## WHAT IS BEING ASKED
Rewrite the article about Chen Hai, starting at "Hai did need" and ending at "scattered through China.", and replace "UVCC" with "Utah Valley Community College" throughout.

## TEXT

· · · ·

When he walked into the Center for International Studies at Utah Valley Community College last month, Chen Hai looked like any other ordinary foreign student in need of help.
Hai did need help, but Malan Jackson, director of the center, soon found out that Hai is anything but ordinary. In fact, Jackson says Hai is one of the most remarkable people he has ever met. Jackson said many students make sacrifices to attend UVCC, but none like those made by Hai."This man is amazing. The things he has gone through and the sacrifices he has made are truly remarkable," Jackson said.
Hai's journey to UVCC began a little more than a year ago in Tiananmen Square in Beijing, China. Hai, 26, who has a master's degree in Chinese language and literature from Henan University, led more than 2,000 students from Henan Province into Tiananmen Square to demonstrate for democracy. He was called back to Henan two days before the June 4, 1989, massacre that left more than 30 of his group dead, dozens injured and more than 800 scattered through China.
Soon after the massacre Chinese leaders began investigating Hai. They ransacked his apartment and confiscated several pieces of evidence linking him to the pro-democracy movement. Hai feared for his life and knew he had to get out of China.
An international organization (the name of which Hai said he cannot reveal) arranged for him and a friend to be smuggled out of the country. They traveled first by truck and then by train for four days in a sealed shipping container - with nothing to eat but bread and water.
"He did not know where he was. He was very worried and very stressed. He had to trust these people even though he didn't know them. He was afraid they were government officials and were taking him away," Jackson said.
After spending several days in an apartment in Zhuhai, Hai left for Hong Kong on a coastal freighter hidden under a pile of vegetables. Shortly after leaving dock, the ship was stopped and searched by Chinese border patrol officers. The officers prodded the vegetables with long poles, narrowly missing Hai several times.

· · · ·

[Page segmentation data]
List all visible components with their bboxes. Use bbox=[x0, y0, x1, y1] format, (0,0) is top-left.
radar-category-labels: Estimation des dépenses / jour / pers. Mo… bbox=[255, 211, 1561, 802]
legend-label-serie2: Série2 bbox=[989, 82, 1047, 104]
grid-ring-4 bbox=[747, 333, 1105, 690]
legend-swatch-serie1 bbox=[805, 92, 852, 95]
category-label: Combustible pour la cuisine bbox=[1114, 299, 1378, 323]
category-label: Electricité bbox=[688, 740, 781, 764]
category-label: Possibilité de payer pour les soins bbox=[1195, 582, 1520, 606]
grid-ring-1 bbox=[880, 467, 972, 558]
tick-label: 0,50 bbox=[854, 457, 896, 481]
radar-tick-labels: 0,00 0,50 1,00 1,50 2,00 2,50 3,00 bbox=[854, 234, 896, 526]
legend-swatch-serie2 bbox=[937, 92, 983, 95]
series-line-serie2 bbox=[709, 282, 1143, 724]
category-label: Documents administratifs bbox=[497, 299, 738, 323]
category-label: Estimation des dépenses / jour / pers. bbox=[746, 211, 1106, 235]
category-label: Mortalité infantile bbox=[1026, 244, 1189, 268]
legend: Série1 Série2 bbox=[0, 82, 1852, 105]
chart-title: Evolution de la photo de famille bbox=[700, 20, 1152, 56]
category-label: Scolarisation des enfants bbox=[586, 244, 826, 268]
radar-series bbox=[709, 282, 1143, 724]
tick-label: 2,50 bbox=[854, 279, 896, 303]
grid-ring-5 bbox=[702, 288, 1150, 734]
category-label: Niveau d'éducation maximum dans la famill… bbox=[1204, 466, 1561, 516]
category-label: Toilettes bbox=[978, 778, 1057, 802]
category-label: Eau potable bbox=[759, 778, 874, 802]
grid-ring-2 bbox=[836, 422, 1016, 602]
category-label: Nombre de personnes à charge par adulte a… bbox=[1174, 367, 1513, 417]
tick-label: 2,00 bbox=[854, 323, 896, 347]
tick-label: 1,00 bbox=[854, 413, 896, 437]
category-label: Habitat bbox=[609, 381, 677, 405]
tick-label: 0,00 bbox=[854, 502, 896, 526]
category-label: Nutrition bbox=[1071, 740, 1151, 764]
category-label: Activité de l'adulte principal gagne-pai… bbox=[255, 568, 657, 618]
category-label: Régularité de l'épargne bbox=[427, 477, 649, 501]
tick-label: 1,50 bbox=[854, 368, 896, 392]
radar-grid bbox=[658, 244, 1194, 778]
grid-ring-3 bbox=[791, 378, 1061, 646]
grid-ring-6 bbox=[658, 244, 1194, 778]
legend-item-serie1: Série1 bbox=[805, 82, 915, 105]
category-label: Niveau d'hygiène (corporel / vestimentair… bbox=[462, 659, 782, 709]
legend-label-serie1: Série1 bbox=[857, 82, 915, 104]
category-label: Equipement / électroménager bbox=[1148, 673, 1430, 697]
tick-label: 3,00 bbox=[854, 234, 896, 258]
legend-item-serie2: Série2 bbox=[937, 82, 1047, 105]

· · · ·

## WRITTEN RESPONSE
Hai did need help, but Malan Jackson, director of the center, soon found out that Hai is anything but ordinary. In fact, Jackson says Hai is one of the most remarkable people he has ever met. Jackson said many students make sacrifices to attend Utah Valley Community College, but none like those made by Hai."This man is amazing. The things he has gone through and the sacrifices he has made are truly remarkable," Jackson said.
Hai's journey to Utah Valley Community College began a little more than a year ago in Tiananmen Square in Beijing, China. Hai, 26, who has a master's degree in Chinese language and literature from Henan University, led more than 2,000 students from Henan Province into Tiananmen Square to demonstrate for democracy. He was called back to Henan two days before the June 4, 1989, massacre that left more than 30 of his group dead, dozens injured and more than 800 scattered through China.